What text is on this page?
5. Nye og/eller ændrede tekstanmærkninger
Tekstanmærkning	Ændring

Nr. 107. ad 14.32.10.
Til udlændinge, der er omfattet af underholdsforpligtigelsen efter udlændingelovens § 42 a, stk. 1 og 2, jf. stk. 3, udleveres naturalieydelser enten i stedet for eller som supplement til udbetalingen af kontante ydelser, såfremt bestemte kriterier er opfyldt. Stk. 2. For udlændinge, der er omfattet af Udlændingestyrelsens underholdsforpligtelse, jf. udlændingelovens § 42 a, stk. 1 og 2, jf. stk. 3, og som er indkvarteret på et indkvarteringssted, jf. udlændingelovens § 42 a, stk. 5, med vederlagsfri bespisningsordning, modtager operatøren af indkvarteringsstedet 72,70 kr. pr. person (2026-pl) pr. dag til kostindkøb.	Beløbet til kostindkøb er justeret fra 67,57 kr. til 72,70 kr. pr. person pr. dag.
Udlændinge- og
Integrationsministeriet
-=-=-=-=-
Aim of the task: Output an exact copy of each record.

Reply to the exercise:
What text is on this page?
5. Nye og/eller ændrede tekstanmærkninger
Tekstanmærkning	Ændring

Nr. 107. ad 14.32.10.
Til udlændinge, der er omfattet af underholdsforpligtigelsen efter udlændingelovens § 42 a, stk. 1 og 2, jf. stk. 3, udleveres naturalieydelser enten i stedet for eller som supplement til udbetalingen af kontante ydelser, såfremt bestemte kriterier er opfyldt. Stk. 2. For udlændinge, der er omfattet af Udlændingestyrelsens underholdsforpligtelse, jf. udlændingelovens § 42 a, stk. 1 og 2, jf. stk. 3, og som er indkvarteret på et indkvarteringssted, jf. udlændingelovens § 42 a, stk. 5, med vederlagsfri bespisningsordning, modtager operatøren af indkvarteringsstedet 72,70 kr. pr. person (2026-pl) pr. dag til kostindkøb.	Beløbet til kostindkøb er justeret fra 67,57 kr. til 72,70 kr. pr. person pr. dag.
Udlændinge- og
Integrationsministeriet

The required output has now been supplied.